Problem details
Return the whole listing exactly as it stands.
>> BEGIN
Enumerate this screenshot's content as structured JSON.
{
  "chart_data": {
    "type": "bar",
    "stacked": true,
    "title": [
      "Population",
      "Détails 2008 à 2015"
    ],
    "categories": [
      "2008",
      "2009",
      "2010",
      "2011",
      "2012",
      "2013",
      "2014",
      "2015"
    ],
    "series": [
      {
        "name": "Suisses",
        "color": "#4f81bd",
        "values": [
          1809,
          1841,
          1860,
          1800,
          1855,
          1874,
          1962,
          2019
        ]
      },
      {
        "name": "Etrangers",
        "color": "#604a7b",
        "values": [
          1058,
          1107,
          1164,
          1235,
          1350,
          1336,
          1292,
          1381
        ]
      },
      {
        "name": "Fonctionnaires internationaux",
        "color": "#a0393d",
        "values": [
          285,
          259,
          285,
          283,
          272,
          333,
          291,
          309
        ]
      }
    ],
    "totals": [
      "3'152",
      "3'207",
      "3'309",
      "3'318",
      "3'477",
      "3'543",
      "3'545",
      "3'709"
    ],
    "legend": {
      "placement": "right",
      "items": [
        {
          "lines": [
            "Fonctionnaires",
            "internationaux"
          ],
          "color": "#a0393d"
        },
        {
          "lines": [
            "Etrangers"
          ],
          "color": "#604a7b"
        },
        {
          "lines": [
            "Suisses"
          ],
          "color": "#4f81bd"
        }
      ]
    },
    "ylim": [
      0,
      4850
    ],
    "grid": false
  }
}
>> END
Output for this exercise
Enumerate this screenshot's content as structured JSON.
{
  "chart_data": {
    "type": "bar",
    "stacked": true,
    "title": [
      "Population",
      "Détails 2008 à 2015"
    ],
    "categories": [
      "2008",
      "2009",
      "2010",
      "2011",
      "2012",
      "2013",
      "2014",
      "2015"
    ],
    "series": [
      {
        "name": "Suisses",
        "color": "#4f81bd",
        "values": [
          1809,
          1841,
          1860,
          1800,
          1855,
          1874,
          1962,
          2019
        ]
      },
      {
        "name": "Etrangers",
        "color": "#604a7b",
        "values": [
          1058,
          1107,
          1164,
          1235,
          1350,
          1336,
          1292,
          1381
        ]
      },
      {
        "name": "Fonctionnaires internationaux",
        "color": "#a0393d",
        "values": [
          285,
          259,
          285,
          283,
          272,
          333,
          291,
          309
        ]
      }
    ],
    "totals": [
      "3'152",
      "3'207",
      "3'309",
      "3'318",
      "3'477",
      "3'543",
      "3'545",
      "3'709"
    ],
    "legend": {
      "placement": "right",
      "items": [
        {
          "lines": [
            "Fonctionnaires",
            "internationaux"
          ],
          "color": "#a0393d"
        },
        {
          "lines": [
            "Etrangers"
          ],
          "color": "#604a7b"
        },
        {
          "lines": [
            "Suisses"
          ],
          "color": "#4f81bd"
        }
      ]
    },
    "ylim": [
      0,
      4850
    ],
    "grid": false
  }
}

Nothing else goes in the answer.